___ Data supplied

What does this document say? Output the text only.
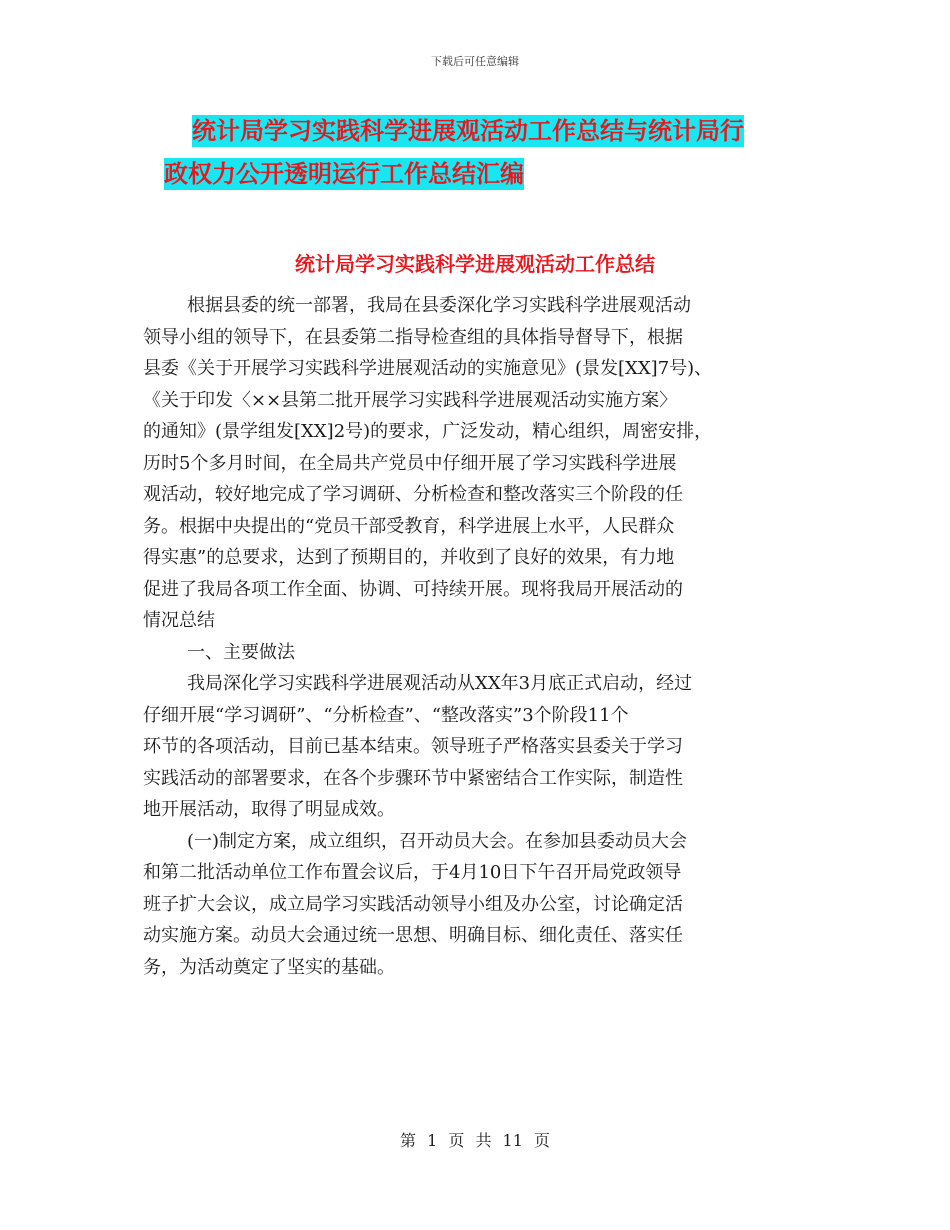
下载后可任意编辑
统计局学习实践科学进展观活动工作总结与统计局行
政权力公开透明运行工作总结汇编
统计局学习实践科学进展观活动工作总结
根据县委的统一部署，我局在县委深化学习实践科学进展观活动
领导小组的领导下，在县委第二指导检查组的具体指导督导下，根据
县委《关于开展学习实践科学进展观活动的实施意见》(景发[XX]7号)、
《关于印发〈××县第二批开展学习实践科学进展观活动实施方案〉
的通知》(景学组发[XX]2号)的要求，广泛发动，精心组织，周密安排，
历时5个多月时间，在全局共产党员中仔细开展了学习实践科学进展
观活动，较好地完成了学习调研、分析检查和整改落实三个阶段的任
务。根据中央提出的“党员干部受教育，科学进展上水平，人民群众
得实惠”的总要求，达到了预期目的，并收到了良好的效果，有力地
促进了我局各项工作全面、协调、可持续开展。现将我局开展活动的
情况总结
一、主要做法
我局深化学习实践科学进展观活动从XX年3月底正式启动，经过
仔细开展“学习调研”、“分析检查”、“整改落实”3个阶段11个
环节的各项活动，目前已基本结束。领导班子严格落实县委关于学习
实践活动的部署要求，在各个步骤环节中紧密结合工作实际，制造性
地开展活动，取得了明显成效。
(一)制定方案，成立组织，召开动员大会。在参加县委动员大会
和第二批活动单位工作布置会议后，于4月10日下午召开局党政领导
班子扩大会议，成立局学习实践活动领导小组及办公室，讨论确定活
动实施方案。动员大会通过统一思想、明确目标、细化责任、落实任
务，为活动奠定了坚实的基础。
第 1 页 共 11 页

______
___ Data supplied

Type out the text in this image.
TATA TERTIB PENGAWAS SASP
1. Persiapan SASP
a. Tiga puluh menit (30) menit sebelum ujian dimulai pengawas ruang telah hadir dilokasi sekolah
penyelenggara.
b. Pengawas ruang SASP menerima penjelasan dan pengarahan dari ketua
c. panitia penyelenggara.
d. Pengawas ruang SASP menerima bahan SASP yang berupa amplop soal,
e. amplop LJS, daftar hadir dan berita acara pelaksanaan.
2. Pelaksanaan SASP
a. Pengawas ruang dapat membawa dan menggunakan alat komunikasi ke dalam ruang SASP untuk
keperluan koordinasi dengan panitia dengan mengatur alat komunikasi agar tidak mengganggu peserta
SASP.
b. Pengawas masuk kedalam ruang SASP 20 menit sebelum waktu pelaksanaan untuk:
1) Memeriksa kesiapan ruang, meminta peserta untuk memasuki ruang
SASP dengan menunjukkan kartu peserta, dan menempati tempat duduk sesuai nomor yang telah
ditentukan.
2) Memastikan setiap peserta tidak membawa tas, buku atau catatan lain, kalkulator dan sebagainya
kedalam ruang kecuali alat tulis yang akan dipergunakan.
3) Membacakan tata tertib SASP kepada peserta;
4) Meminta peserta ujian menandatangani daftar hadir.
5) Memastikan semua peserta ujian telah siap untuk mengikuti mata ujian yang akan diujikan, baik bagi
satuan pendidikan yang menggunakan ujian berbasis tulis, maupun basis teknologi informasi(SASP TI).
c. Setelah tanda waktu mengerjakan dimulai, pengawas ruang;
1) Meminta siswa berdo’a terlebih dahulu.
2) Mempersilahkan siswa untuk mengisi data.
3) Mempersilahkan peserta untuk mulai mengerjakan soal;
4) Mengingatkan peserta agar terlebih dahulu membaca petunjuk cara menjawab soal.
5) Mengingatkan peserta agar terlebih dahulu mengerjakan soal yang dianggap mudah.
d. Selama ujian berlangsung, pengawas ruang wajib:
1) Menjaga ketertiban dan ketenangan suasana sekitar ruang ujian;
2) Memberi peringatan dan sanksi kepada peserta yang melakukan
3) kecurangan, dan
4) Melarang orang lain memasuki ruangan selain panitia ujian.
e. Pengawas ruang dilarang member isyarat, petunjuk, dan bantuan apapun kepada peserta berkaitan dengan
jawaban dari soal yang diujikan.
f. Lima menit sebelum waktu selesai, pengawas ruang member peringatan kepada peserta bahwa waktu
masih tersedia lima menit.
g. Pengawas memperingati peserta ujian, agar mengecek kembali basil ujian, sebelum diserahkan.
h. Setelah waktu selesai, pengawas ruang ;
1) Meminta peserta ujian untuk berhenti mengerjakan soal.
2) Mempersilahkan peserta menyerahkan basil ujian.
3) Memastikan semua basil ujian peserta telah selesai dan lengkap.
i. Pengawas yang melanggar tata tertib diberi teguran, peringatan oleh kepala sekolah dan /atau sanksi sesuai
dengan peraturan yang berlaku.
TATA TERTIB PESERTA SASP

______

What this task involves — Using the listing above, pick out each line that contains the word "menit", then copy it.

Exercise output —
a. Tiga puluh menit (30) menit sebelum ujian dimulai pengawas ruang telah hadir dilokasi sekolah
b. Pengawas masuk kedalam ruang SASP 20 menit sebelum waktu pelaksanaan untuk:
f. Lima menit sebelum waktu selesai, pengawas ruang member peringatan kepada peserta bahwa waktu
masih tersedia lima menit.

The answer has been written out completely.